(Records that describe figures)
--- Start ---
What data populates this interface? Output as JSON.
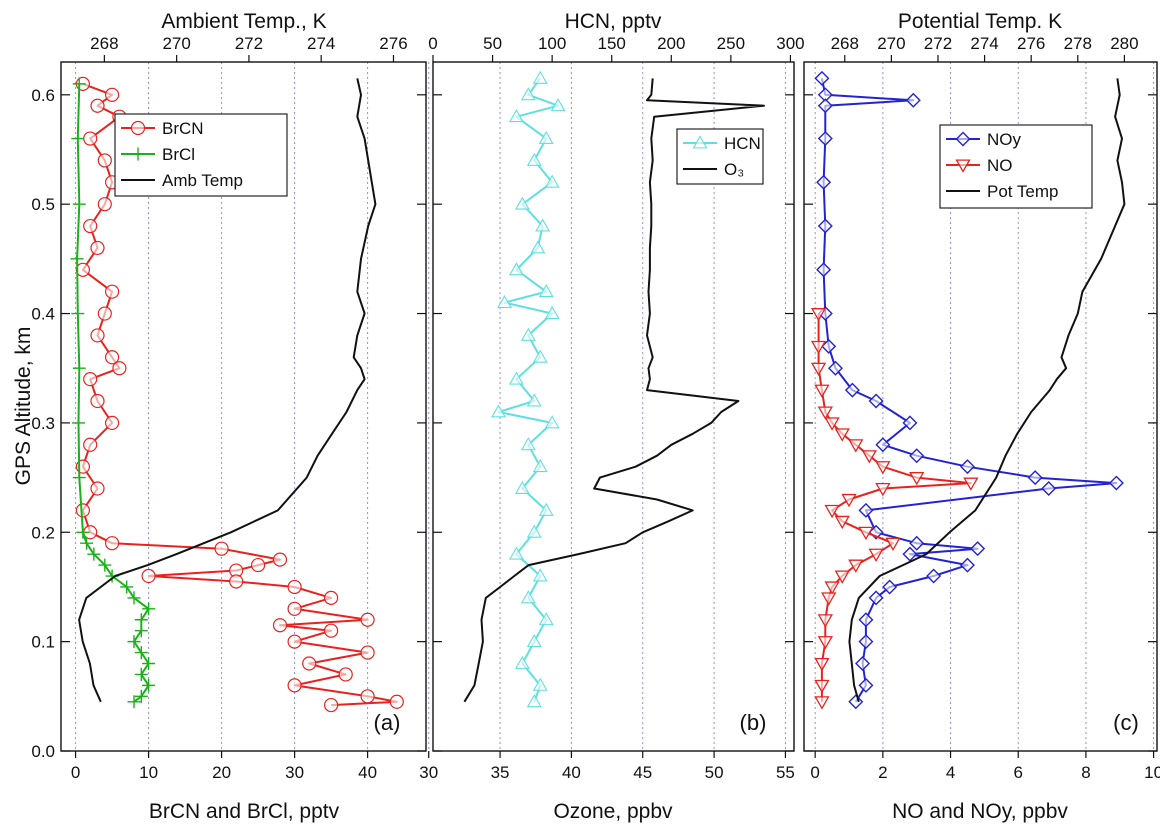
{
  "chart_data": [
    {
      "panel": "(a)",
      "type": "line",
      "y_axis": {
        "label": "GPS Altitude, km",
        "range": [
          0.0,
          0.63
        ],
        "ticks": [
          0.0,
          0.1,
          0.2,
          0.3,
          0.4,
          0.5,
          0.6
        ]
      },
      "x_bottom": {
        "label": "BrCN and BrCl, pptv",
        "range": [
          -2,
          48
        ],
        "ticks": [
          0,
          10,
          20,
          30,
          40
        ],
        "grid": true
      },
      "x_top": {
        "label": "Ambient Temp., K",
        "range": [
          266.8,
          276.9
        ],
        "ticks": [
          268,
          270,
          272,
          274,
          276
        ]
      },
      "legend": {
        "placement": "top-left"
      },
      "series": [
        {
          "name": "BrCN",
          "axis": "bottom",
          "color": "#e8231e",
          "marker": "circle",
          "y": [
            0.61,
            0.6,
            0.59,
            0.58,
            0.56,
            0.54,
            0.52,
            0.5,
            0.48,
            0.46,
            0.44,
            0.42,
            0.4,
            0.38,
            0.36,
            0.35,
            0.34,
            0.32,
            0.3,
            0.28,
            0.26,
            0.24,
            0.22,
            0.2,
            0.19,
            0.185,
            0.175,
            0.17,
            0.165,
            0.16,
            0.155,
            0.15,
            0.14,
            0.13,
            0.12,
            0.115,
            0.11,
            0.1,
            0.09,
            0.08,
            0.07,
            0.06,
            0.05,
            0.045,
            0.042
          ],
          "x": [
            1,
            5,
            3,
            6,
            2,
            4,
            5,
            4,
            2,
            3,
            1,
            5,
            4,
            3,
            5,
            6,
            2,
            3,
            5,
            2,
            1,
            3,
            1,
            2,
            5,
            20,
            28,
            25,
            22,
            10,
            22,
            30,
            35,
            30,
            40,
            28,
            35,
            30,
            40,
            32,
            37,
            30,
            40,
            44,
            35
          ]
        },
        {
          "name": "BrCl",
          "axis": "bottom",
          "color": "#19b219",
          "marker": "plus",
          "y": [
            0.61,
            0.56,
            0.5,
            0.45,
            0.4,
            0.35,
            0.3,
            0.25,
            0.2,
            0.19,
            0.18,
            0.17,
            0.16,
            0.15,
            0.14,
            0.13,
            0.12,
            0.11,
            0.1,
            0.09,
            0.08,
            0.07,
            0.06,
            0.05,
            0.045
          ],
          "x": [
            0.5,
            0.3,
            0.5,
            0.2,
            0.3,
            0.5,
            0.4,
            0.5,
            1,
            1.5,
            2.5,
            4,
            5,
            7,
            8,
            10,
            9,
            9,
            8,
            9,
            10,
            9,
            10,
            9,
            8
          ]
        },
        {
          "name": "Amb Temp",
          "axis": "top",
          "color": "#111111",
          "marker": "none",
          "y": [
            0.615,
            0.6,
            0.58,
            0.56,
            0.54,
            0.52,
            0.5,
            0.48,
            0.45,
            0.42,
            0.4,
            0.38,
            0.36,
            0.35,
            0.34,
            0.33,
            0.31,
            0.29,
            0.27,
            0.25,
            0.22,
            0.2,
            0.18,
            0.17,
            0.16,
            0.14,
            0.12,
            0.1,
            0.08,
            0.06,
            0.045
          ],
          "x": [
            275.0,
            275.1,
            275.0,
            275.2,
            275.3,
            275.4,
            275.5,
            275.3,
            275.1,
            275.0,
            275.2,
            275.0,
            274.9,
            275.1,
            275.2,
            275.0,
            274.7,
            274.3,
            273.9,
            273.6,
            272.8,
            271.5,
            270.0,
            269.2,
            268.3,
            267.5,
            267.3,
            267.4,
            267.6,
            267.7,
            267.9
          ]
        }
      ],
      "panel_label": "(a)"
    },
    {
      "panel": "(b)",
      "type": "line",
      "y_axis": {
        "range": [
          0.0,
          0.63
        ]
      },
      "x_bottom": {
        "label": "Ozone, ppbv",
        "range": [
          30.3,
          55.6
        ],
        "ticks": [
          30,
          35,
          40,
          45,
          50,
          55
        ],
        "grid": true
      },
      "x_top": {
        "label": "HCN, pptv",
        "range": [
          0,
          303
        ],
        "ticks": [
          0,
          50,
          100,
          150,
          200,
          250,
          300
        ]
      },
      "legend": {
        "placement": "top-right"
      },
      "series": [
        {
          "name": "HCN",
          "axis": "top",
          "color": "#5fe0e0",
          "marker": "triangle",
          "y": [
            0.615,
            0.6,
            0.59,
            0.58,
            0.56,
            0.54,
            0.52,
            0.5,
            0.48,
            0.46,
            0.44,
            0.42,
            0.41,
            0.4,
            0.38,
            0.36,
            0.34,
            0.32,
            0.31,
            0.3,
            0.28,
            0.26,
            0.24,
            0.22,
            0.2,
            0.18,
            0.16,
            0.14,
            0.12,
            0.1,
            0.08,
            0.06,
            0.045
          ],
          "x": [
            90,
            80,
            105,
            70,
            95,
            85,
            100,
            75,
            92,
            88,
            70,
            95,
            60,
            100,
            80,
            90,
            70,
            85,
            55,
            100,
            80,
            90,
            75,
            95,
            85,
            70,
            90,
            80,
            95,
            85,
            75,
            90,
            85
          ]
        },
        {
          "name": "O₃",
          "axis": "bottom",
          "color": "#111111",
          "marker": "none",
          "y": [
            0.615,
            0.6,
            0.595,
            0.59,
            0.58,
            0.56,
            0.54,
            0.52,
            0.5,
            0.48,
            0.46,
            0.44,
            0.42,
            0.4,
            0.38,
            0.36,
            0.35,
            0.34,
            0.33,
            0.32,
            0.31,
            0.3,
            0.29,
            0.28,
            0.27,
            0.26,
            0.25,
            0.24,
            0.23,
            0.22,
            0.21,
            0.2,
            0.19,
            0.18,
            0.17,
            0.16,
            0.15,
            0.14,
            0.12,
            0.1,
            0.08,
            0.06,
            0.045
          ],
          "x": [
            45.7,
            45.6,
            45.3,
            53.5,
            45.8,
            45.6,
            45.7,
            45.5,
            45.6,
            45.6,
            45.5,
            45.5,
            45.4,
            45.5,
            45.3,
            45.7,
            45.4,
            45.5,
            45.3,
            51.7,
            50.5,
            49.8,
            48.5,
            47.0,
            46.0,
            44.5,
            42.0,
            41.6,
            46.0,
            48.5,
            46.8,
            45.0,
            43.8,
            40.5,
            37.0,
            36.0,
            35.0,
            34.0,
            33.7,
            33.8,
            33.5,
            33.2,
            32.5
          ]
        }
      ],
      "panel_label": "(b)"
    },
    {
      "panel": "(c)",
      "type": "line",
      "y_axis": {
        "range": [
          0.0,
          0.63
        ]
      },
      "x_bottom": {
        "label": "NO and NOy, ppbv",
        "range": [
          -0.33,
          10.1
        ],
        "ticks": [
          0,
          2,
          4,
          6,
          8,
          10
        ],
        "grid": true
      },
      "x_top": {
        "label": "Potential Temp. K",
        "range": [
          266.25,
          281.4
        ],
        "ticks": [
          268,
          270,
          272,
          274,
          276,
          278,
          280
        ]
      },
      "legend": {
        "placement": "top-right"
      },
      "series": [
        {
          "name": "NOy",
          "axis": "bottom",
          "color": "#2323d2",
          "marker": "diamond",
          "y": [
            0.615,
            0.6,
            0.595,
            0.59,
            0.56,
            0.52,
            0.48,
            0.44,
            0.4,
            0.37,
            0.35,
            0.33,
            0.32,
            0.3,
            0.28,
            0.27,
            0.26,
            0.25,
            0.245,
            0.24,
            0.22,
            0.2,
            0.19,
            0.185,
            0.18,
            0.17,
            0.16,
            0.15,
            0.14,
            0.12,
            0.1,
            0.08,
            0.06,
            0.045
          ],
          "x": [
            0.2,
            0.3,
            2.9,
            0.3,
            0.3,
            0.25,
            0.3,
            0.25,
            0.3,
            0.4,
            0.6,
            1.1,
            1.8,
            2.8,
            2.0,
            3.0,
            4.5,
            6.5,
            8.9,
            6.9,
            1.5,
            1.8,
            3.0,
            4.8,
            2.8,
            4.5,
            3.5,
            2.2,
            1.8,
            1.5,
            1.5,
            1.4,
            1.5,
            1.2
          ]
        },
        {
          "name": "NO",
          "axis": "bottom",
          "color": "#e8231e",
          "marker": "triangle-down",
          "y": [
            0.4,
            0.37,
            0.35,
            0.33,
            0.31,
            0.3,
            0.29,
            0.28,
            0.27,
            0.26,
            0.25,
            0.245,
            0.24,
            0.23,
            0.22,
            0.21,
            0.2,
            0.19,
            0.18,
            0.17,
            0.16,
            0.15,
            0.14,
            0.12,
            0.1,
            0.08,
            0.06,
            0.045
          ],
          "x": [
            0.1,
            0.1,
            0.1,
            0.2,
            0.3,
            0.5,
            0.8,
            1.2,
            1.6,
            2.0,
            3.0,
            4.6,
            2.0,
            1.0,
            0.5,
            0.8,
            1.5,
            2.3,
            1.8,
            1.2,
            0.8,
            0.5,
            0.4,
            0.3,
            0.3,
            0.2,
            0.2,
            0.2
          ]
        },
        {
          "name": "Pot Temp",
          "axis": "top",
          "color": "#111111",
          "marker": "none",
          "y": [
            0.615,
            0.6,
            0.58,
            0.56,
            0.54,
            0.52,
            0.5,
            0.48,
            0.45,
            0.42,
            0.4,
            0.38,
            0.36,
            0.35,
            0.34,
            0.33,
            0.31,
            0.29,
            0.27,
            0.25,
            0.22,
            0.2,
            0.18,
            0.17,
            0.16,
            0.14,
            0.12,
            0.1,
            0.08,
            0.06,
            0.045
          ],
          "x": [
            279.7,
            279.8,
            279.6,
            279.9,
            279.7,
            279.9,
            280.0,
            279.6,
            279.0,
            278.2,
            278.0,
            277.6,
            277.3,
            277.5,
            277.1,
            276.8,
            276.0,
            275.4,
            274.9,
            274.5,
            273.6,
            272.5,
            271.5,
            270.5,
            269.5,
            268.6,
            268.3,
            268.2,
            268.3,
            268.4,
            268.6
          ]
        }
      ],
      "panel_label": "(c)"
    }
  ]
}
--- End ---
--- Start ---
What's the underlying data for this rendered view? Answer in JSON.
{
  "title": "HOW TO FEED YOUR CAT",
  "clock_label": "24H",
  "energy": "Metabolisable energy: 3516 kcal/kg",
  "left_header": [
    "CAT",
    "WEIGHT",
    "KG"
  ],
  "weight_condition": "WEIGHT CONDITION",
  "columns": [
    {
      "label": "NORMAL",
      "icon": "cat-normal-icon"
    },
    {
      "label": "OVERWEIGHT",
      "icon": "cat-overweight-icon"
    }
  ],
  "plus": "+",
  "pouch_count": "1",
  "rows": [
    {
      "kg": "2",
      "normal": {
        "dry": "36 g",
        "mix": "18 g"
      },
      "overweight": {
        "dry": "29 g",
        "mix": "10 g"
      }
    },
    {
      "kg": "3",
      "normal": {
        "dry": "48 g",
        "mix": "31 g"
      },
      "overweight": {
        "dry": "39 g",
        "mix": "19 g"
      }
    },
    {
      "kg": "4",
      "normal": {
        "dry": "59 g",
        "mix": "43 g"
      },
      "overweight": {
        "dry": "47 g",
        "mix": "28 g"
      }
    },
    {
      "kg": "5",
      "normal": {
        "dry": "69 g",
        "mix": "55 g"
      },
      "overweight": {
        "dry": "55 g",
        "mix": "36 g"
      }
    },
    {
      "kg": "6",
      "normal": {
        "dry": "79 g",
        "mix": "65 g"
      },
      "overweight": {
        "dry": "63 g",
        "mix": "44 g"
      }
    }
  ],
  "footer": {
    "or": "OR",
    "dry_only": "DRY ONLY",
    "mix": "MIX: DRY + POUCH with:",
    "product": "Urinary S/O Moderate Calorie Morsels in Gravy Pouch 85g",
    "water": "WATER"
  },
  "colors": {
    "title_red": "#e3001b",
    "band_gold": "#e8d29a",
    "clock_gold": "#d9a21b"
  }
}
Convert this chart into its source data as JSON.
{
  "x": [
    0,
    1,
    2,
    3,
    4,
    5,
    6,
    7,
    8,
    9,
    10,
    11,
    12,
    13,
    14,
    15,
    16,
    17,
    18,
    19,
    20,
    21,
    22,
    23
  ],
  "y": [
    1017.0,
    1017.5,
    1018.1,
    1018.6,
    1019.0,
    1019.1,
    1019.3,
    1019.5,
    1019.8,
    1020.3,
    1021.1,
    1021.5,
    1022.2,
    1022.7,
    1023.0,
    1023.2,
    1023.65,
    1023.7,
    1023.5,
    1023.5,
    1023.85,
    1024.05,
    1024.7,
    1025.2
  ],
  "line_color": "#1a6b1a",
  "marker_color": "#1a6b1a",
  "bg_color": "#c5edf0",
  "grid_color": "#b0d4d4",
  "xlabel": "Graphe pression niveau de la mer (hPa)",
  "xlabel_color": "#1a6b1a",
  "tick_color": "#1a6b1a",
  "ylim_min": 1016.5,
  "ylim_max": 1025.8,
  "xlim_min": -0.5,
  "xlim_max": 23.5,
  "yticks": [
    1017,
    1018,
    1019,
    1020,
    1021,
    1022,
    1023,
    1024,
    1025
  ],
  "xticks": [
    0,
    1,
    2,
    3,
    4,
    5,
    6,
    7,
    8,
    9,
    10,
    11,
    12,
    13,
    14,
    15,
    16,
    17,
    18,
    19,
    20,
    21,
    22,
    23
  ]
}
--- End ---
--- Start ---
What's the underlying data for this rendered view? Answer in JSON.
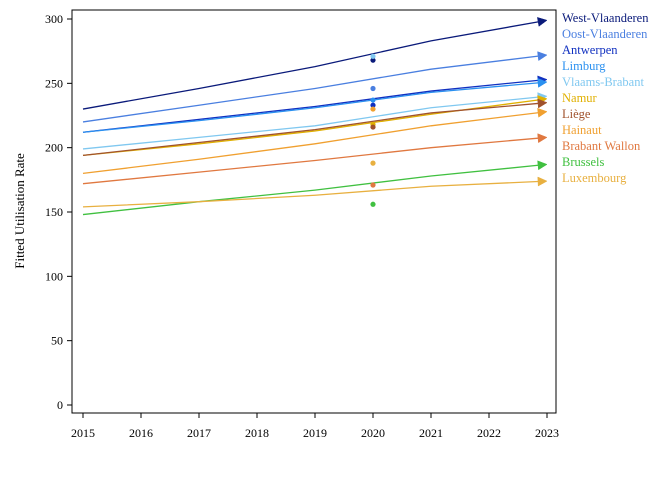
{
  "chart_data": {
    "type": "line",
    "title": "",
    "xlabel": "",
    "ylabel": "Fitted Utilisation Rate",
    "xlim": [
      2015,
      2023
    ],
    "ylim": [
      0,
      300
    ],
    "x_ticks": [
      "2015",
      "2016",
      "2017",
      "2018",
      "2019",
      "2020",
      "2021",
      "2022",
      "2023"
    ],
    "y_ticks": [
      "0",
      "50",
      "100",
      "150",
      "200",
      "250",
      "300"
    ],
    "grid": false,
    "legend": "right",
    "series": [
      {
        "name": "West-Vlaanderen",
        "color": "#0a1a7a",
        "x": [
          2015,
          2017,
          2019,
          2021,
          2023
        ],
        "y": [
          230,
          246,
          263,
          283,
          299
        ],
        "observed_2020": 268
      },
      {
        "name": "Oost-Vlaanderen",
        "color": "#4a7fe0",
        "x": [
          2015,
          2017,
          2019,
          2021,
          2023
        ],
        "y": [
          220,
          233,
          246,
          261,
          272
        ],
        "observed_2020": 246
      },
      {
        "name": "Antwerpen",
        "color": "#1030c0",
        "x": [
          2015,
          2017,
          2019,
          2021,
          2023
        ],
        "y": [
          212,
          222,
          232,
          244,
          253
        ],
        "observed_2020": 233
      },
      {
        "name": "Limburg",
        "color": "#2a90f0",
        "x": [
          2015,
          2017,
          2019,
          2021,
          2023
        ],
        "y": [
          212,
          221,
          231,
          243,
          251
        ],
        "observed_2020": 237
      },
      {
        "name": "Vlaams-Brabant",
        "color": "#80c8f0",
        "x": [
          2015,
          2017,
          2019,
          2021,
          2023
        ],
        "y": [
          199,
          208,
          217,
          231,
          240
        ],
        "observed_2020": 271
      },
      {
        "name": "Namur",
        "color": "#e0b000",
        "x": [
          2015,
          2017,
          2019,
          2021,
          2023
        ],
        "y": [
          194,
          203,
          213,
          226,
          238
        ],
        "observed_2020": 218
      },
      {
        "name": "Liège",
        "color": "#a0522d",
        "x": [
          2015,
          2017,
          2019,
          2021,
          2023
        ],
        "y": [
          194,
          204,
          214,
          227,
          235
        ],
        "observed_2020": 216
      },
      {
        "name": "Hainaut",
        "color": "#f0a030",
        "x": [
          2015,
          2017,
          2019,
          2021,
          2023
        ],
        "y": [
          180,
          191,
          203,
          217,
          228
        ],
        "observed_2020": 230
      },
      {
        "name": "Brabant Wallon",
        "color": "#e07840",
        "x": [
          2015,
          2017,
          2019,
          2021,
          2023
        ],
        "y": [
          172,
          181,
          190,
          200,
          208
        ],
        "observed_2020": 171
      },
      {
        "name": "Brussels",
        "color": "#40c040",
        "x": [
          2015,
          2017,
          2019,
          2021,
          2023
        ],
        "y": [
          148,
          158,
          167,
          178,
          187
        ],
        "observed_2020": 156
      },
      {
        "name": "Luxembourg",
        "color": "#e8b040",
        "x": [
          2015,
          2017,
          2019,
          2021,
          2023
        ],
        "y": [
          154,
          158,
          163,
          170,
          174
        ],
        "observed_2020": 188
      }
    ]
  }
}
--- End ---
**YOUR INSTRUCTIONS:** Go through the records line by line and count those containing the string "ppbv". Give only the total.

**THE OUTPUT:** 2